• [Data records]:
◆ ◆ ◆ ◆

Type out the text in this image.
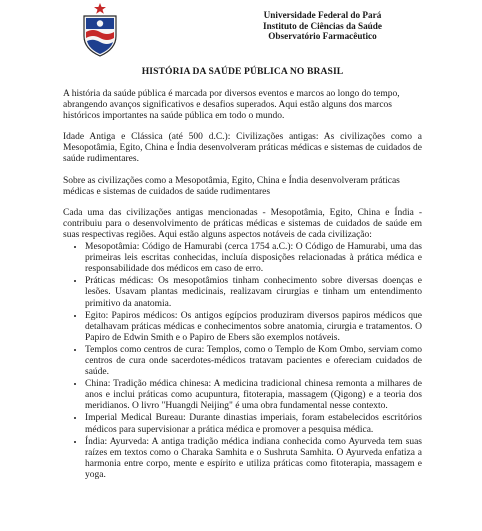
Universidade Federal do Pará
Instituto de Ciências da Saúde
Observatório Farmacêutico
HISTÓRIA DA SAÚDE PÚBLICA NO BRASIL

A história da saúde pública é marcada por diversos eventos e marcos ao longo do tempo, abrangendo avanços significativos e desafios superados. Aqui estão alguns dos marcos históricos importantes na saúde pública em todo o mundo.

Idade Antiga e Clássica (até 500 d.C.): Civilizações antigas: As civilizações como a Mesopotâmia, Egito, China e Índia desenvolveram práticas médicas e sistemas de cuidados de saúde rudimentares.

Sobre as civilizações como a Mesopotâmia, Egito, China e Índia desenvolveram práticas médicas e sistemas de cuidados de saúde rudimentares

Cada uma das civilizações antigas mencionadas - Mesopotâmia, Egito, China e Índia - contribuiu para o desenvolvimento de práticas médicas e sistemas de cuidados de saúde em suas respectivas regiões. Aqui estão alguns aspectos notáveis de cada civilização:

• Mesopotâmia: Código de Hamurabi (cerca 1754 a.C.): O Código de Hamurabi, uma das primeiras leis escritas conhecidas, incluía disposições relacionadas à prática médica e responsabilidade dos médicos em caso de erro.
• Práticas médicas: Os mesopotâmios tinham conhecimento sobre diversas doenças e lesões. Usavam plantas medicinais, realizavam cirurgias e tinham um entendimento primitivo da anatomia.
• Egito: Papiros médicos: Os antigos egípcios produziram diversos papiros médicos que detalhavam práticas médicas e conhecimentos sobre anatomia, cirurgia e tratamentos. O Papiro de Edwin Smith e o Papiro de Ebers são exemplos notáveis.
• Templos como centros de cura: Templos, como o Templo de Kom Ombo, serviam como centros de cura onde sacerdotes-médicos tratavam pacientes e ofereciam cuidados de saúde.
• China: Tradição médica chinesa: A medicina tradicional chinesa remonta a milhares de anos e inclui práticas como acupuntura, fitoterapia, massagem (Qigong) e a teoria dos meridianos. O livro "Huangdi Neijing" é uma obra fundamental nesse contexto.
• Imperial Medical Bureau: Durante dinastias imperiais, foram estabelecidos escritórios médicos para supervisionar a prática médica e promover a pesquisa médica.
• Índia: Ayurveda: A antiga tradição médica indiana conhecida como Ayurveda tem suas raízes em textos como o Charaka Samhita e o Sushruta Samhita. O Ayurveda enfatiza a harmonia entre corpo, mente e espírito e utiliza práticas como fitoterapia, massagem e yoga.
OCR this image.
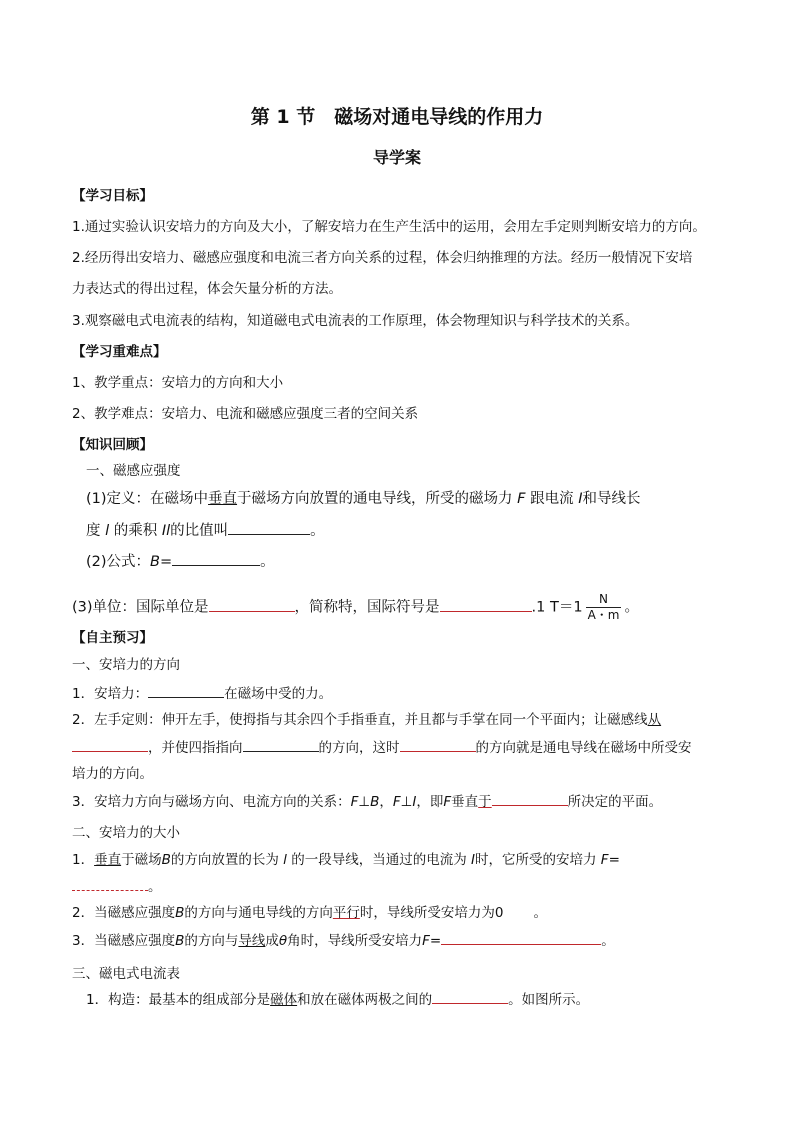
第 1 节　磁场对通电导线的作用力
导学案
【学习目标】
1.通过实验认识安培力的方向及大小，了解安培力在生产生活中的运用，会用左手定则判断安培力的方向。
2.经历得出安培力、磁感应强度和电流三者方向关系的过程，体会归纳推理的方法。经历一般情况下安培
力表达式的得出过程，体会矢量分析的方法。
3.观察磁电式电流表的结构，知道磁电式电流表的工作原理，体会物理知识与科学技术的关系。
【学习重难点】
1、教学重点：安培力的方向和大小
2、教学难点：安培力、电流和磁感应强度三者的空间关系
【知识回顾】
一、磁感应强度
(1)定义：在磁场中垂直于磁场方向放置的通电导线，所受的磁场力 F 跟电流 I和导线长
度 l 的乘积 Il的比值叫	。
(2)公式：B=	。
(3)单位：国际单位是	，简称特，国际符号是	.1 $T=1 \frac{N}{A・m}$ 。
【自主预习】
一、安培力的方向
1．安培力：	在磁场中受的力。
2．左手定则：伸开左手，使拇指与其余四个手指垂直，并且都与手掌在同一个平面内；让磁感线从
，并使四指指向	的方向，这时	的方向就是通电导线在磁场中所受安
培力的方向。
3．安培力方向与磁场方向、电流方向的关系：F⊥B，F⊥I，即F垂直于	所决定的平面。
二、安培力的大小
1．垂直于磁场B的方向放置的长为 l 的一段导线，当通过的电流为 I时，它所受的安培力 F=
。
2．当磁感应强度B的方向与通电导线的方向平行时，导线所受安培力为0 。
3．当磁感应强度B的方向与导线成θ角时，导线所受安培力F=	。
三、磁电式电流表
1．构造：最基本的组成部分是磁体和放在磁体两极之间的	。如图所示。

◆ ◆ ◆ ◆

• [Requirement]: Set down the lines of the records above exactly, apart from the pictures.

• [The answer]:
Type out the text in this image.
Universidade Federal do Pará
Instituto de Ciências da Saúde
Observatório Farmacêutico
HISTÓRIA DA SAÚDE PÚBLICA NO BRASIL

A história da saúde pública é marcada por diversos eventos e marcos ao longo do tempo, abrangendo avanços significativos e desafios superados. Aqui estão alguns dos marcos históricos importantes na saúde pública em todo o mundo.

Idade Antiga e Clássica (até 500 d.C.): Civilizações antigas: As civilizações como a Mesopotâmia, Egito, China e Índia desenvolveram práticas médicas e sistemas de cuidados de saúde rudimentares.

Sobre as civilizações como a Mesopotâmia, Egito, China e Índia desenvolveram práticas médicas e sistemas de cuidados de saúde rudimentares

Cada uma das civilizações antigas mencionadas - Mesopotâmia, Egito, China e Índia - contribuiu para o desenvolvimento de práticas médicas e sistemas de cuidados de saúde em suas respectivas regiões. Aqui estão alguns aspectos notáveis de cada civilização:

• Mesopotâmia: Código de Hamurabi (cerca 1754 a.C.): O Código de Hamurabi, uma das primeiras leis escritas conhecidas, incluía disposições relacionadas à prática médica e responsabilidade dos médicos em caso de erro.
• Práticas médicas: Os mesopotâmios tinham conhecimento sobre diversas doenças e lesões. Usavam plantas medicinais, realizavam cirurgias e tinham um entendimento primitivo da anatomia.
• Egito: Papiros médicos: Os antigos egípcios produziram diversos papiros médicos que detalhavam práticas médicas e conhecimentos sobre anatomia, cirurgia e tratamentos. O Papiro de Edwin Smith e o Papiro de Ebers são exemplos notáveis.
• Templos como centros de cura: Templos, como o Templo de Kom Ombo, serviam como centros de cura onde sacerdotes-médicos tratavam pacientes e ofereciam cuidados de saúde.
• China: Tradição médica chinesa: A medicina tradicional chinesa remonta a milhares de anos e inclui práticas como acupuntura, fitoterapia, massagem (Qigong) e a teoria dos meridianos. O livro "Huangdi Neijing" é uma obra fundamental nesse contexto.
• Imperial Medical Bureau: Durante dinastias imperiais, foram estabelecidos escritórios médicos para supervisionar a prática médica e promover a pesquisa médica.
• Índia: Ayurveda: A antiga tradição médica indiana conhecida como Ayurveda tem suas raízes em textos como o Charaka Samhita e o Sushruta Samhita. O Ayurveda enfatiza a harmonia entre corpo, mente e espírito e utiliza práticas como fitoterapia, massagem e yoga.
OCR this image.
第 1 节　磁场对通电导线的作用力
导学案
【学习目标】
1.通过实验认识安培力的方向及大小，了解安培力在生产生活中的运用，会用左手定则判断安培力的方向。
2.经历得出安培力、磁感应强度和电流三者方向关系的过程，体会归纳推理的方法。经历一般情况下安培
力表达式的得出过程，体会矢量分析的方法。
3.观察磁电式电流表的结构，知道磁电式电流表的工作原理，体会物理知识与科学技术的关系。
【学习重难点】
1、教学重点：安培力的方向和大小
2、教学难点：安培力、电流和磁感应强度三者的空间关系
【知识回顾】
一、磁感应强度
(1)定义：在磁场中垂直于磁场方向放置的通电导线，所受的磁场力 F 跟电流 I和导线长
度 l 的乘积 Il的比值叫	。
(2)公式：B=	。
(3)单位：国际单位是	，简称特，国际符号是	.1 $T=1 \frac{N}{A・m}$ 。
【自主预习】
一、安培力的方向
1．安培力：	在磁场中受的力。
2．左手定则：伸开左手，使拇指与其余四个手指垂直，并且都与手掌在同一个平面内；让磁感线从
，并使四指指向	的方向，这时	的方向就是通电导线在磁场中所受安
培力的方向。
3．安培力方向与磁场方向、电流方向的关系：F⊥B，F⊥I，即F垂直于	所决定的平面。
二、安培力的大小
1．垂直于磁场B的方向放置的长为 l 的一段导线，当通过的电流为 I时，它所受的安培力 F=
。
2．当磁感应强度B的方向与通电导线的方向平行时，导线所受安培力为0 。
3．当磁感应强度B的方向与导线成θ角时，导线所受安培力F=	。
三、磁电式电流表
1．构造：最基本的组成部分是磁体和放在磁体两极之间的	。如图所示。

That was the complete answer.